> [What to produce]:
Output the data exactly, with every line intact.

> [Data in this exercise]:
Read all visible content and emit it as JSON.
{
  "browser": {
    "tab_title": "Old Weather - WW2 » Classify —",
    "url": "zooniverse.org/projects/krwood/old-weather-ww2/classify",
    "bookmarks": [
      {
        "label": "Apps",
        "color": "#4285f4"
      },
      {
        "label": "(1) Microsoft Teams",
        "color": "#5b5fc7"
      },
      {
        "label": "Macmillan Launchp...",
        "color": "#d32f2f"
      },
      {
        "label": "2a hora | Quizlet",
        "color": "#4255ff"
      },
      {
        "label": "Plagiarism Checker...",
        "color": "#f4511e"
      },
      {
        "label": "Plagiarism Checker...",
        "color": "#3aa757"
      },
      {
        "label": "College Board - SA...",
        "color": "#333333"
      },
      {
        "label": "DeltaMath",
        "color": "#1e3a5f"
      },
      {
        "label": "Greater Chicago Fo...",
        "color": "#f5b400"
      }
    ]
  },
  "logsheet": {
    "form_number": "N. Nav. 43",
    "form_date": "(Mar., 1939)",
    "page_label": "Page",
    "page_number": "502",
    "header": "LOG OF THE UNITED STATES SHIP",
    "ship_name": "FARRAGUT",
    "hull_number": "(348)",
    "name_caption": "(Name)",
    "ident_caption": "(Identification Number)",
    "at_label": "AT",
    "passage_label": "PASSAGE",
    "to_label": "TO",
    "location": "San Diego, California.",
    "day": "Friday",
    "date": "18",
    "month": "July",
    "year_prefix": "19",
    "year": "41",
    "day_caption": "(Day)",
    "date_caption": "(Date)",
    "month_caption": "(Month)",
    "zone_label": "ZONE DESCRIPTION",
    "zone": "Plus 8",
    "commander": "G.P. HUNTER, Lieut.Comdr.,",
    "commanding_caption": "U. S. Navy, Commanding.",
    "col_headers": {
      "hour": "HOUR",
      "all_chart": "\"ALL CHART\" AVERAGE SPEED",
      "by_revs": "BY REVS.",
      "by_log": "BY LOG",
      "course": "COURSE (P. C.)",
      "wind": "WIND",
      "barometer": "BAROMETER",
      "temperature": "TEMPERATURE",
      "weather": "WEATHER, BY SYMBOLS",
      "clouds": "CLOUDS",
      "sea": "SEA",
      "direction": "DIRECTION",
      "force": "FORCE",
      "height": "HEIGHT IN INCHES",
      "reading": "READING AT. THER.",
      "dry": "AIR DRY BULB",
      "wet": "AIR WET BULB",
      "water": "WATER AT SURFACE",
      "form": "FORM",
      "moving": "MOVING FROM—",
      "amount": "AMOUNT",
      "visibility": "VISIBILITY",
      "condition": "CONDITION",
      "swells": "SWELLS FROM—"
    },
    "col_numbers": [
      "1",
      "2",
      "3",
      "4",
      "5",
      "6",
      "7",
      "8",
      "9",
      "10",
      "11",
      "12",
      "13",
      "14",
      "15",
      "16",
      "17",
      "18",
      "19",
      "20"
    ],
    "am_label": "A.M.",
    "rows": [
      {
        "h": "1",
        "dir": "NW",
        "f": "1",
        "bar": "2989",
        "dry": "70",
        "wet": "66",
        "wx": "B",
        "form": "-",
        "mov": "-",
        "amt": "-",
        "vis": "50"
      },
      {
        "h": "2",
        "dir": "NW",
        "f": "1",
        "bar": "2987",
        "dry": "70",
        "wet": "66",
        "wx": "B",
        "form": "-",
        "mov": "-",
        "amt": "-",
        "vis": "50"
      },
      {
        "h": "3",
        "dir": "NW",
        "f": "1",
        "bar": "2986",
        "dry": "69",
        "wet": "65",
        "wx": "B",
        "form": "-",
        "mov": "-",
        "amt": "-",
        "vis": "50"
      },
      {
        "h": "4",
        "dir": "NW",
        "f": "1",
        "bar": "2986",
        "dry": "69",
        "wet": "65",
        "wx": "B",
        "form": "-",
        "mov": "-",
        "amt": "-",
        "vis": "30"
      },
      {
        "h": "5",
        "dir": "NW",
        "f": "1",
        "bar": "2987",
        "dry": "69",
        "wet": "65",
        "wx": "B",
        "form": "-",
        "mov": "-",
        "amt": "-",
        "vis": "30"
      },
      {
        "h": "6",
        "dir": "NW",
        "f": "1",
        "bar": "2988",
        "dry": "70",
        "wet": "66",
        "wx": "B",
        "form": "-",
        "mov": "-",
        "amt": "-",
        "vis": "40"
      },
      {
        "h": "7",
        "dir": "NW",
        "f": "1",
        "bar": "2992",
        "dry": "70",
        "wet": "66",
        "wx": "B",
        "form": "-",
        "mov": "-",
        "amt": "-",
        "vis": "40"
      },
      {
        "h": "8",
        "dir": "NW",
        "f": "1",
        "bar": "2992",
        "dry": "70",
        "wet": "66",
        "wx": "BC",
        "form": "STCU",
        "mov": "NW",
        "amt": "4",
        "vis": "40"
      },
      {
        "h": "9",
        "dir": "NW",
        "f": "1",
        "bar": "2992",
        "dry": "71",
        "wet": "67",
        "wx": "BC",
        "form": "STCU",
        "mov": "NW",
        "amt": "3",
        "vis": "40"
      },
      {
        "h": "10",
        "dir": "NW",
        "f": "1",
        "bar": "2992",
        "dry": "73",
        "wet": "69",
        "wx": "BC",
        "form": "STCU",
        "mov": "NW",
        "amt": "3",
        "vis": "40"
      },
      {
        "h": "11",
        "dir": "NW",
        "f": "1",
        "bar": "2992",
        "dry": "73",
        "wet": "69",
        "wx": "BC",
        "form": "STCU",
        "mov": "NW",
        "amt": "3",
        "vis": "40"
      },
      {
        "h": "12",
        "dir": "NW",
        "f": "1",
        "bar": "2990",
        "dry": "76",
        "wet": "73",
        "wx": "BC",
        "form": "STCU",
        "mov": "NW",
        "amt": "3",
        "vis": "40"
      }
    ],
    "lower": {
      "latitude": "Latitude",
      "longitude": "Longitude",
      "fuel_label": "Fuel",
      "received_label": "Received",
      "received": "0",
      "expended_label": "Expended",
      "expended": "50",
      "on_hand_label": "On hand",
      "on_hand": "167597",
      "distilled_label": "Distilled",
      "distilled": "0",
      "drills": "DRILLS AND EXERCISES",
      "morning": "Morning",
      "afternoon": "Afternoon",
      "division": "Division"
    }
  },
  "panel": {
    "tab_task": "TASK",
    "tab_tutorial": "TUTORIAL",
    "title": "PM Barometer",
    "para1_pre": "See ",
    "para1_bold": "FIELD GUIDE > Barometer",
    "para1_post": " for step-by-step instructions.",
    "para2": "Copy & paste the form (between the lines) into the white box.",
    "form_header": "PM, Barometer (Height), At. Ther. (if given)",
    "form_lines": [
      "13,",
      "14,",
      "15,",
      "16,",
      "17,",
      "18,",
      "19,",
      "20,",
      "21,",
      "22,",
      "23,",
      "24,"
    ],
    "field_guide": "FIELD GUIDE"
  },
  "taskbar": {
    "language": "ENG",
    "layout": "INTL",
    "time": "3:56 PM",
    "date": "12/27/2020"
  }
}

> [Correct output]:
Read all visible content and emit it as JSON.
{
  "browser": {
    "tab_title": "Old Weather - WW2 » Classify —",
    "url": "zooniverse.org/projects/krwood/old-weather-ww2/classify",
    "bookmarks": [
      {
        "label": "Apps",
        "color": "#4285f4"
      },
      {
        "label": "(1) Microsoft Teams",
        "color": "#5b5fc7"
      },
      {
        "label": "Macmillan Launchp...",
        "color": "#d32f2f"
      },
      {
        "label": "2a hora | Quizlet",
        "color": "#4255ff"
      },
      {
        "label": "Plagiarism Checker...",
        "color": "#f4511e"
      },
      {
        "label": "Plagiarism Checker...",
        "color": "#3aa757"
      },
      {
        "label": "College Board - SA...",
        "color": "#333333"
      },
      {
        "label": "DeltaMath",
        "color": "#1e3a5f"
      },
      {
        "label": "Greater Chicago Fo...",
        "color": "#f5b400"
      }
    ]
  },
  "logsheet": {
    "form_number": "N. Nav. 43",
    "form_date": "(Mar., 1939)",
    "page_label": "Page",
    "page_number": "502",
    "header": "LOG OF THE UNITED STATES SHIP",
    "ship_name": "FARRAGUT",
    "hull_number": "(348)",
    "name_caption": "(Name)",
    "ident_caption": "(Identification Number)",
    "at_label": "AT",
    "passage_label": "PASSAGE",
    "to_label": "TO",
    "location": "San Diego, California.",
    "day": "Friday",
    "date": "18",
    "month": "July",
    "year_prefix": "19",
    "year": "41",
    "day_caption": "(Day)",
    "date_caption": "(Date)",
    "month_caption": "(Month)",
    "zone_label": "ZONE DESCRIPTION",
    "zone": "Plus 8",
    "commander": "G.P. HUNTER, Lieut.Comdr.,",
    "commanding_caption": "U. S. Navy, Commanding.",
    "col_headers": {
      "hour": "HOUR",
      "all_chart": "\"ALL CHART\" AVERAGE SPEED",
      "by_revs": "BY REVS.",
      "by_log": "BY LOG",
      "course": "COURSE (P. C.)",
      "wind": "WIND",
      "barometer": "BAROMETER",
      "temperature": "TEMPERATURE",
      "weather": "WEATHER, BY SYMBOLS",
      "clouds": "CLOUDS",
      "sea": "SEA",
      "direction": "DIRECTION",
      "force": "FORCE",
      "height": "HEIGHT IN INCHES",
      "reading": "READING AT. THER.",
      "dry": "AIR DRY BULB",
      "wet": "AIR WET BULB",
      "water": "WATER AT SURFACE",
      "form": "FORM",
      "moving": "MOVING FROM—",
      "amount": "AMOUNT",
      "visibility": "VISIBILITY",
      "condition": "CONDITION",
      "swells": "SWELLS FROM—"
    },
    "col_numbers": [
      "1",
      "2",
      "3",
      "4",
      "5",
      "6",
      "7",
      "8",
      "9",
      "10",
      "11",
      "12",
      "13",
      "14",
      "15",
      "16",
      "17",
      "18",
      "19",
      "20"
    ],
    "am_label": "A.M.",
    "rows": [
      {
        "h": "1",
        "dir": "NW",
        "f": "1",
        "bar": "2989",
        "dry": "70",
        "wet": "66",
        "wx": "B",
        "form": "-",
        "mov": "-",
        "amt": "-",
        "vis": "50"
      },
      {
        "h": "2",
        "dir": "NW",
        "f": "1",
        "bar": "2987",
        "dry": "70",
        "wet": "66",
        "wx": "B",
        "form": "-",
        "mov": "-",
        "amt": "-",
        "vis": "50"
      },
      {
        "h": "3",
        "dir": "NW",
        "f": "1",
        "bar": "2986",
        "dry": "69",
        "wet": "65",
        "wx": "B",
        "form": "-",
        "mov": "-",
        "amt": "-",
        "vis": "50"
      },
      {
        "h": "4",
        "dir": "NW",
        "f": "1",
        "bar": "2986",
        "dry": "69",
        "wet": "65",
        "wx": "B",
        "form": "-",
        "mov": "-",
        "amt": "-",
        "vis": "30"
      },
      {
        "h": "5",
        "dir": "NW",
        "f": "1",
        "bar": "2987",
        "dry": "69",
        "wet": "65",
        "wx": "B",
        "form": "-",
        "mov": "-",
        "amt": "-",
        "vis": "30"
      },
      {
        "h": "6",
        "dir": "NW",
        "f": "1",
        "bar": "2988",
        "dry": "70",
        "wet": "66",
        "wx": "B",
        "form": "-",
        "mov": "-",
        "amt": "-",
        "vis": "40"
      },
      {
        "h": "7",
        "dir": "NW",
        "f": "1",
        "bar": "2992",
        "dry": "70",
        "wet": "66",
        "wx": "B",
        "form": "-",
        "mov": "-",
        "amt": "-",
        "vis": "40"
      },
      {
        "h": "8",
        "dir": "NW",
        "f": "1",
        "bar": "2992",
        "dry": "70",
        "wet": "66",
        "wx": "BC",
        "form": "STCU",
        "mov": "NW",
        "amt": "4",
        "vis": "40"
      },
      {
        "h": "9",
        "dir": "NW",
        "f": "1",
        "bar": "2992",
        "dry": "71",
        "wet": "67",
        "wx": "BC",
        "form": "STCU",
        "mov": "NW",
        "amt": "3",
        "vis": "40"
      },
      {
        "h": "10",
        "dir": "NW",
        "f": "1",
        "bar": "2992",
        "dry": "73",
        "wet": "69",
        "wx": "BC",
        "form": "STCU",
        "mov": "NW",
        "amt": "3",
        "vis": "40"
      },
      {
        "h": "11",
        "dir": "NW",
        "f": "1",
        "bar": "2992",
        "dry": "73",
        "wet": "69",
        "wx": "BC",
        "form": "STCU",
        "mov": "NW",
        "amt": "3",
        "vis": "40"
      },
      {
        "h": "12",
        "dir": "NW",
        "f": "1",
        "bar": "2990",
        "dry": "76",
        "wet": "73",
        "wx": "BC",
        "form": "STCU",
        "mov": "NW",
        "amt": "3",
        "vis": "40"
      }
    ],
    "lower": {
      "latitude": "Latitude",
      "longitude": "Longitude",
      "fuel_label": "Fuel",
      "received_label": "Received",
      "received": "0",
      "expended_label": "Expended",
      "expended": "50",
      "on_hand_label": "On hand",
      "on_hand": "167597",
      "distilled_label": "Distilled",
      "distilled": "0",
      "drills": "DRILLS AND EXERCISES",
      "morning": "Morning",
      "afternoon": "Afternoon",
      "division": "Division"
    }
  },
  "panel": {
    "tab_task": "TASK",
    "tab_tutorial": "TUTORIAL",
    "title": "PM Barometer",
    "para1_pre": "See ",
    "para1_bold": "FIELD GUIDE > Barometer",
    "para1_post": " for step-by-step instructions.",
    "para2": "Copy & paste the form (between the lines) into the white box.",
    "form_header": "PM, Barometer (Height), At. Ther. (if given)",
    "form_lines": [
      "13,",
      "14,",
      "15,",
      "16,",
      "17,",
      "18,",
      "19,",
      "20,",
      "21,",
      "22,",
      "23,",
      "24,"
    ],
    "field_guide": "FIELD GUIDE"
  },
  "taskbar": {
    "language": "ENG",
    "layout": "INTL",
    "time": "3:56 PM",
    "date": "12/27/2020"
  }
}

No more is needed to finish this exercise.